(Source data)
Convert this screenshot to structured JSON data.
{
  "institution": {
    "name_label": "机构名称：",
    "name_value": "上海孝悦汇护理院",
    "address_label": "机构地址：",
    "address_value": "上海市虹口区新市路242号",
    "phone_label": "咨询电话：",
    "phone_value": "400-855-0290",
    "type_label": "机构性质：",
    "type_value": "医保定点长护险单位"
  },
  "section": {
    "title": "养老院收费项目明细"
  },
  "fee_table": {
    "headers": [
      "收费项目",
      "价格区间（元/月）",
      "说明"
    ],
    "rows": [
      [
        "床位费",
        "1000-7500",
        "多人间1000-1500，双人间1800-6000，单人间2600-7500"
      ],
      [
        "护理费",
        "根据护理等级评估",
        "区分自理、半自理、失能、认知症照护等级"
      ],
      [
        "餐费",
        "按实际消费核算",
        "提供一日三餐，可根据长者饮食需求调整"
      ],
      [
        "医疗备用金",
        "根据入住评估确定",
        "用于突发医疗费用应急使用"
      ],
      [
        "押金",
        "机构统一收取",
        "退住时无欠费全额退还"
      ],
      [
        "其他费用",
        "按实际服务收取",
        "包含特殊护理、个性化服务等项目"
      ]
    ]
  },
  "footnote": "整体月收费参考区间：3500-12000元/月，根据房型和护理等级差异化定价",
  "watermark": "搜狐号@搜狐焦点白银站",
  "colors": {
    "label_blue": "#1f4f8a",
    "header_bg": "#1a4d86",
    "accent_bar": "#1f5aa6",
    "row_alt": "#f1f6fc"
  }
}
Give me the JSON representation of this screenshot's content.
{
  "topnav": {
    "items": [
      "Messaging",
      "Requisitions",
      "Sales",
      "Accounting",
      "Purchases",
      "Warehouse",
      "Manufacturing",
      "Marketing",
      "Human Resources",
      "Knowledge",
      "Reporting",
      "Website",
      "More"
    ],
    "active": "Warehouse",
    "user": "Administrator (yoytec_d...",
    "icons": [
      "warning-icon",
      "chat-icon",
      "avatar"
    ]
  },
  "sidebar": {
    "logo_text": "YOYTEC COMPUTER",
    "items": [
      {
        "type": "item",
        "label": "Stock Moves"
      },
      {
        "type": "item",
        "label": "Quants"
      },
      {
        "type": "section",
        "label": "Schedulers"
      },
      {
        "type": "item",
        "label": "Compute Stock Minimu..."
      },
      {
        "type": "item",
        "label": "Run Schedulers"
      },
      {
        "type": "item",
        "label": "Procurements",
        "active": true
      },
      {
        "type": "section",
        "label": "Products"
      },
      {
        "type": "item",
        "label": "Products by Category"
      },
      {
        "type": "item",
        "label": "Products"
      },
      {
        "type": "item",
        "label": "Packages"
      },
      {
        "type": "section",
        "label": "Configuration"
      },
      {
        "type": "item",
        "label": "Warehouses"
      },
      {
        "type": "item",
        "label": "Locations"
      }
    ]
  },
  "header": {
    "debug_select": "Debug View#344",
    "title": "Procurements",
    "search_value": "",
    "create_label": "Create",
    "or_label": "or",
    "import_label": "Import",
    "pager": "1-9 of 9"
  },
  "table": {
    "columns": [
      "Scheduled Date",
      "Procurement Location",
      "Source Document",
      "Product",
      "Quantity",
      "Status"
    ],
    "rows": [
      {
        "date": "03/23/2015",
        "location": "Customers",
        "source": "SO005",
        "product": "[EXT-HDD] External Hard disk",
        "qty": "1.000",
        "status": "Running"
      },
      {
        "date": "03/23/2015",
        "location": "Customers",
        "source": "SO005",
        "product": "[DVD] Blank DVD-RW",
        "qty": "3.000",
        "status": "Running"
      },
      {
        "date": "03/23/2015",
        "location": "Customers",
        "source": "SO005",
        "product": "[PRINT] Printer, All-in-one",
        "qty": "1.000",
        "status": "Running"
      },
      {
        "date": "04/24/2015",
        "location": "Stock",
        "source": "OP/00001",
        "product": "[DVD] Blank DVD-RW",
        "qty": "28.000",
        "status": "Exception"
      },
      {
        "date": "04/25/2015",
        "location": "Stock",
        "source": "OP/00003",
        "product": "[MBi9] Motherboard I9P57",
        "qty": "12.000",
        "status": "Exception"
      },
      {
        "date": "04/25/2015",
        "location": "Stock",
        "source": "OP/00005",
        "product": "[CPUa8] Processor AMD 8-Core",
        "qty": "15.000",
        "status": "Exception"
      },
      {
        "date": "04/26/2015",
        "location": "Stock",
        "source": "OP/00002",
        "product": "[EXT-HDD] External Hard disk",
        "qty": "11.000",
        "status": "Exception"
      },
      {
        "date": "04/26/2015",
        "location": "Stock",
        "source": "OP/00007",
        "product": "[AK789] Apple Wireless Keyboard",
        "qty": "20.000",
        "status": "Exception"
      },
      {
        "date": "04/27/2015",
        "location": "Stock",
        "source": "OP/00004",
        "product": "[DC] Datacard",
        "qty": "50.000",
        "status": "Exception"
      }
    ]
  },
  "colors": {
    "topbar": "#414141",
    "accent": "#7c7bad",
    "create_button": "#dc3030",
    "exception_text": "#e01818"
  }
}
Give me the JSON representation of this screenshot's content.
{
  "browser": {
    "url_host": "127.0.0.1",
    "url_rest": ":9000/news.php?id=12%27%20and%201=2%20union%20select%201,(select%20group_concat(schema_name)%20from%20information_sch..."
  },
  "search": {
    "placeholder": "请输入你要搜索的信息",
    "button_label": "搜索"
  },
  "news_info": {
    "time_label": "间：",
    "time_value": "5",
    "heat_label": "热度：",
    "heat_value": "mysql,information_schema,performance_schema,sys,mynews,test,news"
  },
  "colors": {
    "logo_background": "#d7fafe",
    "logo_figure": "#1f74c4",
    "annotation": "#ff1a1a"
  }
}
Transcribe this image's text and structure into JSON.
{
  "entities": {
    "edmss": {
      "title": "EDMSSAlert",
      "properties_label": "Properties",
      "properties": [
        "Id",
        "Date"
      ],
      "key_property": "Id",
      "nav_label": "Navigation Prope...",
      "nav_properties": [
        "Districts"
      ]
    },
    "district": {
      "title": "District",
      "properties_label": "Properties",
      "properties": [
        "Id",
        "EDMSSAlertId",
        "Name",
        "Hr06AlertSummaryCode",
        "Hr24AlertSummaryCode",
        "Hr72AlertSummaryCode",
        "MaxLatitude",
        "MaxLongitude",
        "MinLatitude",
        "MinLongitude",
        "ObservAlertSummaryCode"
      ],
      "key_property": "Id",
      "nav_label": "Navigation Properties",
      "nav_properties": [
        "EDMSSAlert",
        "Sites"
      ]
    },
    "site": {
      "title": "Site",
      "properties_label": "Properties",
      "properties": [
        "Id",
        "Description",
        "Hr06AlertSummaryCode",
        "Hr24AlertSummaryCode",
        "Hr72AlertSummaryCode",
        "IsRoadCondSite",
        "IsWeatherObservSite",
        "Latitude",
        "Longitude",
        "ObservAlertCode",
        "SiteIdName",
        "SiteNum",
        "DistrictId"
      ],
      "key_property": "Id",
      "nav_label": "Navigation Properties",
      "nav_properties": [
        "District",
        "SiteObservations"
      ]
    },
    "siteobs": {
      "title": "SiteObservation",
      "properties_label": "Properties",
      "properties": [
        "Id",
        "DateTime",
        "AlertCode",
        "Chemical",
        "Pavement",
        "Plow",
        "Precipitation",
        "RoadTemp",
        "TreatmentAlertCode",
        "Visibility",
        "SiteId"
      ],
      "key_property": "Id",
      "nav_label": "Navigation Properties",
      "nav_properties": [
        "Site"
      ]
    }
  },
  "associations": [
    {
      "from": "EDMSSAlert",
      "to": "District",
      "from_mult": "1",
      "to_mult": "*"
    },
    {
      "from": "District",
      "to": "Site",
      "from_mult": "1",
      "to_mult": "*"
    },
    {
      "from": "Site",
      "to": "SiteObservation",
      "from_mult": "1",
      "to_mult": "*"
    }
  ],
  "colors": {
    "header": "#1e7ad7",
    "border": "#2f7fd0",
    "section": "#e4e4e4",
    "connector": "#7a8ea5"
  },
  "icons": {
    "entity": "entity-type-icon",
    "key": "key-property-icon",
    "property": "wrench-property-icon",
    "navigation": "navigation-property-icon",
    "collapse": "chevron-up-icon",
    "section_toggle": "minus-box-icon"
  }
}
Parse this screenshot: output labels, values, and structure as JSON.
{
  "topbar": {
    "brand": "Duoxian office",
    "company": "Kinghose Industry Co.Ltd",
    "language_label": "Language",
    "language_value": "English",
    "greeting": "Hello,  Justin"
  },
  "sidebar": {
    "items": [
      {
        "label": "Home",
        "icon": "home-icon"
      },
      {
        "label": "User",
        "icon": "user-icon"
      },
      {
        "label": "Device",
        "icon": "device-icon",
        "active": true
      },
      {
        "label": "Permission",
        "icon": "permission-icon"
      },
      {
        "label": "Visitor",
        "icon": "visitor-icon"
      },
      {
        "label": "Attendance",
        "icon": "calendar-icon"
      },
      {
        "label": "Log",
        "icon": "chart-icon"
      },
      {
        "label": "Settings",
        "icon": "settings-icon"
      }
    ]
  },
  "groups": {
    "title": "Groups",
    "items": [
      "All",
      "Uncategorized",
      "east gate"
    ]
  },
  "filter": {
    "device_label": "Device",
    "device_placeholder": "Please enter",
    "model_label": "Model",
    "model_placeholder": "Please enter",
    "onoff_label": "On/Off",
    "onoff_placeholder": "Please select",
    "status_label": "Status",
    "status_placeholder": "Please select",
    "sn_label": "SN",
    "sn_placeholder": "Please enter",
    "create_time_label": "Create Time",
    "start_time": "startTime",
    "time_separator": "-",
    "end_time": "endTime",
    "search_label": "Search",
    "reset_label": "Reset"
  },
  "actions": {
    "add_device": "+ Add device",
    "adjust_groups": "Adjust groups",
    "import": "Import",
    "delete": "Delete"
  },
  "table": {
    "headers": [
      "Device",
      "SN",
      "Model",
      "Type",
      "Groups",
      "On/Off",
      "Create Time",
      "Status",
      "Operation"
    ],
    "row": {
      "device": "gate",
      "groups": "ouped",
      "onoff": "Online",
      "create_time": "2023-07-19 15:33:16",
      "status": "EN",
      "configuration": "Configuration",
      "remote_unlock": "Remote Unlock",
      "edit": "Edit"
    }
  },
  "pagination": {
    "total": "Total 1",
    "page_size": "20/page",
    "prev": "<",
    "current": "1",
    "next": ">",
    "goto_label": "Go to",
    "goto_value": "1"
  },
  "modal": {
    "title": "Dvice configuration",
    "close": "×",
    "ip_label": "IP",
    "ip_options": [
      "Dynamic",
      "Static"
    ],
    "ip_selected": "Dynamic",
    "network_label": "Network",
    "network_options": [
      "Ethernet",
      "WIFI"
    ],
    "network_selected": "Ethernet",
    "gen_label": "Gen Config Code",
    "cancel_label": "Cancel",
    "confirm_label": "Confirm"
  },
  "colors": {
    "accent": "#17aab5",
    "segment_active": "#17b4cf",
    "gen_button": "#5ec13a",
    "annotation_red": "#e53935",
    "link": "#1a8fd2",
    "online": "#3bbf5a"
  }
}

> [Your task] Pick every line with "enter" in it and copy it.

> [The solution]
    "device_placeholder": "Please enter",
    "model_placeholder": "Please enter",
    "sn_placeholder": "Please enter",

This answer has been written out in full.